- _TASK DIRECTIONS_:
Below is a listing to transcribe in full and exactly; keep the pictures out.

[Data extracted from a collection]
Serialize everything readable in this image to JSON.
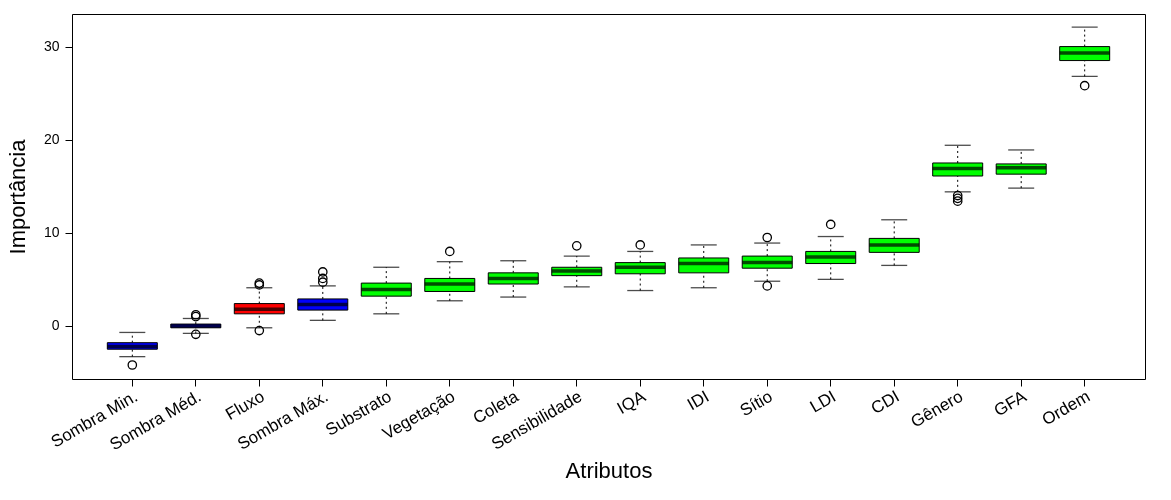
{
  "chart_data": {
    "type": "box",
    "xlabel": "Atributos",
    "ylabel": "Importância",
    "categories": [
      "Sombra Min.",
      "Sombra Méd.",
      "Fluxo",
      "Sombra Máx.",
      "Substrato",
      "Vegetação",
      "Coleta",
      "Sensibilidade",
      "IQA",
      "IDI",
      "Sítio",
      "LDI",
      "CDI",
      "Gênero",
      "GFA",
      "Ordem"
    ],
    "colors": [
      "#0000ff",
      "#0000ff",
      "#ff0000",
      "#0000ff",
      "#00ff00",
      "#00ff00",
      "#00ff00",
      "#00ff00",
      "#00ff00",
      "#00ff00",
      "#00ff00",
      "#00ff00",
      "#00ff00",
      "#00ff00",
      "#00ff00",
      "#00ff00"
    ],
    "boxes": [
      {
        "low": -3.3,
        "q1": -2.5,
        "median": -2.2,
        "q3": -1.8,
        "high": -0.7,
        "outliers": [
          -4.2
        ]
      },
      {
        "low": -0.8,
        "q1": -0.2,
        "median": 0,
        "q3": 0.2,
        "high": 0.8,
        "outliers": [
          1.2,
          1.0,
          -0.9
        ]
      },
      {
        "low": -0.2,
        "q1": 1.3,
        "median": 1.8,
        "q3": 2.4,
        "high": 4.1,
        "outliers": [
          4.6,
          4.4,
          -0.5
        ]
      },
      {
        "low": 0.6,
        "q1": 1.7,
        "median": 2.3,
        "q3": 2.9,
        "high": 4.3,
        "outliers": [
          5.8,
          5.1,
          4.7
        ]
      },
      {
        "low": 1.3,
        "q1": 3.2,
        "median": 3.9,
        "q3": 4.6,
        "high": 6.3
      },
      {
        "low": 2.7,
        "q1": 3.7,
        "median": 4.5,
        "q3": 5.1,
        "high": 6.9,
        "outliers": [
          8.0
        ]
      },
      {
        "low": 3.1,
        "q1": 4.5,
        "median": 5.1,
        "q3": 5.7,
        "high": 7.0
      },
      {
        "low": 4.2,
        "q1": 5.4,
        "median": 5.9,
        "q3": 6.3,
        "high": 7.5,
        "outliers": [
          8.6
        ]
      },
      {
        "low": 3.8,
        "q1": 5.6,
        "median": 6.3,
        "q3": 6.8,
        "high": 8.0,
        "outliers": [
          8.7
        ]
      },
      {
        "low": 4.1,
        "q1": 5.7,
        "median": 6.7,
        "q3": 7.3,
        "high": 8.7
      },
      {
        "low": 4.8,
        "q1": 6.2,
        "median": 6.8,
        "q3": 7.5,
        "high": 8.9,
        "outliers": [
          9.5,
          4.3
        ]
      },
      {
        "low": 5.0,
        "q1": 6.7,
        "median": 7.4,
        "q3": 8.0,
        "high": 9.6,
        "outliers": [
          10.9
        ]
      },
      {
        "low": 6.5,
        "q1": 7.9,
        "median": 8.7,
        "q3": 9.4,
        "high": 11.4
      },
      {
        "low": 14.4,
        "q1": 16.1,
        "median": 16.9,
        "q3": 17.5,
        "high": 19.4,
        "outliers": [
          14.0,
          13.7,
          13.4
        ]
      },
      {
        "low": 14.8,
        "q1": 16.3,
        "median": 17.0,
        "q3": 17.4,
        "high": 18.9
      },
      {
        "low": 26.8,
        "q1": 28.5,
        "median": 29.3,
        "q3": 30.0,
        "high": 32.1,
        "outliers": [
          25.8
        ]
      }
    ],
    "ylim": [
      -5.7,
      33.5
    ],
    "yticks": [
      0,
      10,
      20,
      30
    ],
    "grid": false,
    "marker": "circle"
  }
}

- _EXPECTED OUTPUT_:
Serialize everything readable in this image to JSON.
{
  "chart_data": {
    "type": "box",
    "xlabel": "Atributos",
    "ylabel": "Importância",
    "categories": [
      "Sombra Min.",
      "Sombra Méd.",
      "Fluxo",
      "Sombra Máx.",
      "Substrato",
      "Vegetação",
      "Coleta",
      "Sensibilidade",
      "IQA",
      "IDI",
      "Sítio",
      "LDI",
      "CDI",
      "Gênero",
      "GFA",
      "Ordem"
    ],
    "colors": [
      "#0000ff",
      "#0000ff",
      "#ff0000",
      "#0000ff",
      "#00ff00",
      "#00ff00",
      "#00ff00",
      "#00ff00",
      "#00ff00",
      "#00ff00",
      "#00ff00",
      "#00ff00",
      "#00ff00",
      "#00ff00",
      "#00ff00",
      "#00ff00"
    ],
    "boxes": [
      {
        "low": -3.3,
        "q1": -2.5,
        "median": -2.2,
        "q3": -1.8,
        "high": -0.7,
        "outliers": [
          -4.2
        ]
      },
      {
        "low": -0.8,
        "q1": -0.2,
        "median": 0,
        "q3": 0.2,
        "high": 0.8,
        "outliers": [
          1.2,
          1.0,
          -0.9
        ]
      },
      {
        "low": -0.2,
        "q1": 1.3,
        "median": 1.8,
        "q3": 2.4,
        "high": 4.1,
        "outliers": [
          4.6,
          4.4,
          -0.5
        ]
      },
      {
        "low": 0.6,
        "q1": 1.7,
        "median": 2.3,
        "q3": 2.9,
        "high": 4.3,
        "outliers": [
          5.8,
          5.1,
          4.7
        ]
      },
      {
        "low": 1.3,
        "q1": 3.2,
        "median": 3.9,
        "q3": 4.6,
        "high": 6.3
      },
      {
        "low": 2.7,
        "q1": 3.7,
        "median": 4.5,
        "q3": 5.1,
        "high": 6.9,
        "outliers": [
          8.0
        ]
      },
      {
        "low": 3.1,
        "q1": 4.5,
        "median": 5.1,
        "q3": 5.7,
        "high": 7.0
      },
      {
        "low": 4.2,
        "q1": 5.4,
        "median": 5.9,
        "q3": 6.3,
        "high": 7.5,
        "outliers": [
          8.6
        ]
      },
      {
        "low": 3.8,
        "q1": 5.6,
        "median": 6.3,
        "q3": 6.8,
        "high": 8.0,
        "outliers": [
          8.7
        ]
      },
      {
        "low": 4.1,
        "q1": 5.7,
        "median": 6.7,
        "q3": 7.3,
        "high": 8.7
      },
      {
        "low": 4.8,
        "q1": 6.2,
        "median": 6.8,
        "q3": 7.5,
        "high": 8.9,
        "outliers": [
          9.5,
          4.3
        ]
      },
      {
        "low": 5.0,
        "q1": 6.7,
        "median": 7.4,
        "q3": 8.0,
        "high": 9.6,
        "outliers": [
          10.9
        ]
      },
      {
        "low": 6.5,
        "q1": 7.9,
        "median": 8.7,
        "q3": 9.4,
        "high": 11.4
      },
      {
        "low": 14.4,
        "q1": 16.1,
        "median": 16.9,
        "q3": 17.5,
        "high": 19.4,
        "outliers": [
          14.0,
          13.7,
          13.4
        ]
      },
      {
        "low": 14.8,
        "q1": 16.3,
        "median": 17.0,
        "q3": 17.4,
        "high": 18.9
      },
      {
        "low": 26.8,
        "q1": 28.5,
        "median": 29.3,
        "q3": 30.0,
        "high": 32.1,
        "outliers": [
          25.8
        ]
      }
    ],
    "ylim": [
      -5.7,
      33.5
    ],
    "yticks": [
      0,
      10,
      20,
      30
    ],
    "grid": false,
    "marker": "circle"
  }
}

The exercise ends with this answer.